◆ **Extrait de page**:
◆ ◆ ◆ ◆ ◆ ◆ ◆
Le grand débat ce matin, chez tous les passionnés de baseball, c’est l’utilisation de l’ « Utley Rule » contre l’outfielder des Braves, Nick Markakis, lundi, puis contre celui des Toronto Blue Jays, Jose Bautista, la nuit dernière.
L’ « Utley Rule », rappelons-le, a été instaurée à l’automne dernier après un incident au deuxième but entre Chase Utley, l’infielder des Dodgers, et Ruben Tejada, le Shortstop des New York Mets, lors des National League Division Series. Utley, dans le but d’empêcher un double-jeu, s’était largement et manifestement jeté pied en avant vers Tejada sans essayer d’atteindre le coussin.
La phase de jeu avait permis aux Dodgers d’égaliser à 2-2 dans ce match, Tejada avait eu la jambe brisée et Utley, après un débat enflammé dans le monde du baseball, avait reçu une sanction de deux matchs de la part de la MLB, qui fut finalement levée avant l’entame de la saison 2016. Surtout, il fut décidé qu’à compter de la saison 2016, une nouvelle règle surnommée « Utley Rule » serait observée, dont l’intitulé complet est disponible ici.
◆ ◆ ◆ ◆ ◆ ◆ ◆
◆ **Consigne 1**:
Résumez en deux phrases l'extrait consacré à la « Utley Rule ».

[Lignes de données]
◆ ◆ ◆ ◆ ◆ ◆ ◆
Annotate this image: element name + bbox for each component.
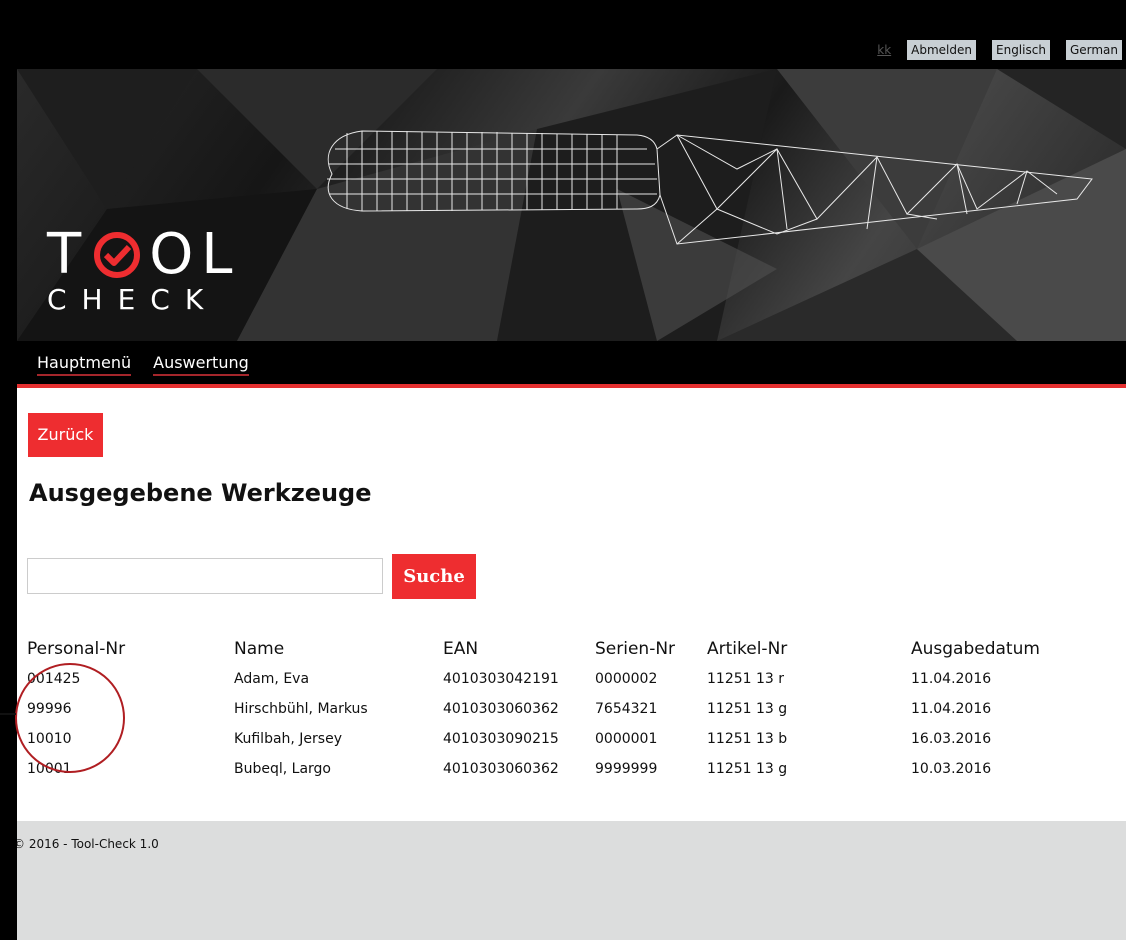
column-header: Ausgabedatum (911, 639, 1040, 659)
logo-tool-text: T OL (47, 227, 241, 283)
logo: T OL CHECK (47, 227, 241, 315)
lang-german-button[interactable]: German (1065, 40, 1122, 60)
copyright-text: © 2016 - Tool-Check 1.0 (17, 837, 159, 851)
header-divider (17, 384, 1126, 388)
search-button[interactable]: Suche (392, 554, 476, 599)
cell-ausgabedatum: 16.03.2016 (911, 731, 992, 747)
column-header: Name (234, 639, 285, 659)
cell-serien-nr: 9999999 (595, 761, 658, 777)
nav-item-auswertung[interactable]: Auswertung (153, 353, 249, 376)
cell-artikel-nr: 11251 13 b (707, 731, 788, 747)
cell-ean: 4010303090215 (443, 731, 559, 747)
cell-ean: 4010303060362 (443, 761, 559, 777)
cell-ausgabedatum: 10.03.2016 (911, 761, 992, 777)
column-header: EAN (443, 639, 479, 659)
page-title: Ausgegebene Werkzeuge (29, 479, 372, 507)
cell-ean: 4010303042191 (443, 671, 559, 687)
top-links: kk Abmelden Englisch German (877, 40, 1122, 60)
search-input[interactable] (27, 558, 383, 594)
cell-serien-nr: 0000002 (595, 671, 658, 687)
cell-personal-nr: 001425 (27, 671, 81, 687)
page: kk Abmelden Englisch German T OL CHECK H… (17, 17, 1126, 940)
lang-english-button[interactable]: Englisch (992, 40, 1050, 60)
check-circle-icon (94, 232, 141, 278)
logo-ol: OL (149, 222, 241, 287)
cell-name: Bubeql, Largo (234, 761, 331, 777)
cell-personal-nr: 10010 (27, 731, 72, 747)
user-link[interactable]: kk (877, 43, 891, 57)
cell-artikel-nr: 11251 13 r (707, 671, 785, 687)
cell-personal-nr: 10001 (27, 761, 72, 777)
table-row: 99996 Hirschbühl, Markus 4010303060362 7… (27, 697, 1117, 727)
back-button[interactable]: Zurück (28, 413, 103, 457)
logo-check-text: CHECK (47, 283, 219, 316)
column-header: Personal-Nr (27, 639, 126, 659)
logout-button[interactable]: Abmelden (907, 40, 976, 60)
cell-name: Hirschbühl, Markus (234, 701, 368, 717)
table-row: 001425 Adam, Eva 4010303042191 0000002 1… (27, 667, 1117, 697)
table-row: 10010 Kufilbah, Jersey 4010303090215 000… (27, 727, 1117, 757)
column-header: Serien-Nr (595, 639, 676, 659)
cell-ean: 4010303060362 (443, 701, 559, 717)
table-row: 10001 Bubeql, Largo 4010303060362 999999… (27, 757, 1117, 787)
cell-personal-nr: 99996 (27, 701, 72, 717)
main-nav: Hauptmenü Auswertung (37, 353, 249, 376)
screenshot-frame: kk Abmelden Englisch German T OL CHECK H… (0, 0, 1126, 940)
cell-name: Kufilbah, Jersey (234, 731, 342, 747)
issued-tools-table: Personal-Nr Name EAN Serien-Nr Artikel-N… (27, 637, 1117, 787)
cell-ausgabedatum: 11.04.2016 (911, 671, 992, 687)
cell-serien-nr: 0000001 (595, 731, 658, 747)
cell-serien-nr: 7654321 (595, 701, 658, 717)
cell-artikel-nr: 11251 13 g (707, 761, 788, 777)
cell-name: Adam, Eva (234, 671, 310, 687)
cell-ausgabedatum: 11.04.2016 (911, 701, 992, 717)
column-header: Artikel-Nr (707, 639, 788, 659)
table-header: Personal-Nr Name EAN Serien-Nr Artikel-N… (27, 637, 1117, 667)
header: kk Abmelden Englisch German T OL CHECK H… (17, 17, 1126, 388)
footer: © 2016 - Tool-Check 1.0 (17, 821, 1126, 940)
cell-artikel-nr: 11251 13 g (707, 701, 788, 717)
logo-t: T (47, 222, 90, 287)
nav-item-hauptmenu[interactable]: Hauptmenü (37, 353, 132, 376)
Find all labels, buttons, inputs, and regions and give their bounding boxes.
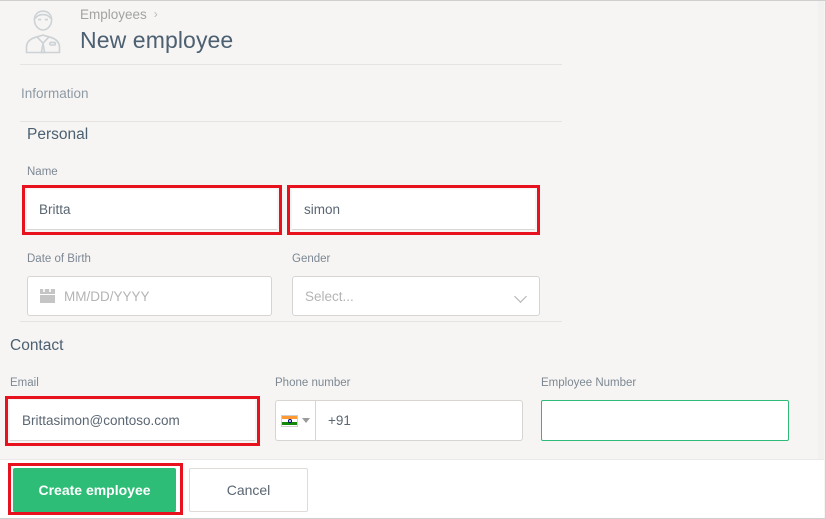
◆ ◆ ◆ ◆ ◆ ◆ ◆
◆ **Consigne 2**:
Restituez sous forme de liste JSON de chaînes, à raison d'une chaîne par ligne et sans les lignes vides, la portion des lignes de données allant de la ligne contenant « column-header: Ausgabedatum (911, 639, 1040, 659) » jusqu'à celle contenant « user-link[interactable]: kk (877, 43, 891, 57) », bornes comprises.

◆ **Réponse complète 1**:
L'utilisation de la « Utley Rule » contre Nick Markakis, outfielder des Braves, lundi, puis contre Jose Bautista, outfielder des Toronto Blue Jays, la nuit dernière, fait débat chez les passionnés de baseball. Cette règle a été instaurée à l'automne dernier à la suite d'un incident au deuxième but entre Chase Utley et Ruben Tejada lors des National League Division Series, au cours duquel Tejada avait eu la jambe brisée.

◆ **Réponse complète 2**:
[
  "column-header: Ausgabedatum (911, 639, 1040, 659)",
  "logo-tool-text: T OL (47, 227, 241, 283)",
  "logo: T OL CHECK (47, 227, 241, 315)",
  "lang-german-button[interactable]: German (1065, 40, 1122, 60)",
  "copyright-text: © 2016 - Tool-Check 1.0 (17, 837, 159, 851)",
  "header-divider (17, 384, 1126, 388)",
  "search-button[interactable]: Suche (392, 554, 476, 599)",
  "cell-ausgabedatum: 16.03.2016 (911, 731, 992, 747)",
  "column-header: Name (234, 639, 285, 659)",
  "cell-serien-nr: 9999999 (595, 761, 658, 777)",
  "nav-item-auswertung[interactable]: Auswertung (153, 353, 249, 376)",
  "cell-artikel-nr: 11251 13 b (707, 731, 788, 747)",
  "cell-ean: 4010303090215 (443, 731, 559, 747)",
  "cell-ean: 4010303060362 (443, 761, 559, 777)",
  "cell-ausgabedatum: 10.03.2016 (911, 761, 992, 777)",
  "column-header: EAN (443, 639, 479, 659)",
  "page-title: Ausgegebene Werkzeuge (29, 479, 372, 507)",
  "cell-ean: 4010303042191 (443, 671, 559, 687)",
  "top-links: kk Abmelden Englisch German (877, 40, 1122, 60)",
  "search-input[interactable] (27, 558, 383, 594)",
  "cell-serien-nr: 0000002 (595, 671, 658, 687)",
  "cell-personal-nr: 001425 (27, 671, 81, 687)",
  "page: kk Abmelden Englisch German T OL CHECK H… (17, 17, 1126, 940)",
  "lang-english-button[interactable]: Englisch (992, 40, 1050, 60)",
  "check-circle-icon (94, 232, 141, 278)",
  "logo-ol: OL (149, 222, 241, 287)",
  "cell-name: Bubeql, Largo (234, 761, 331, 777)",
  "cell-personal-nr: 10010 (27, 731, 72, 747)",
  "user-link[interactable]: kk (877, 43, 891, 57)"
]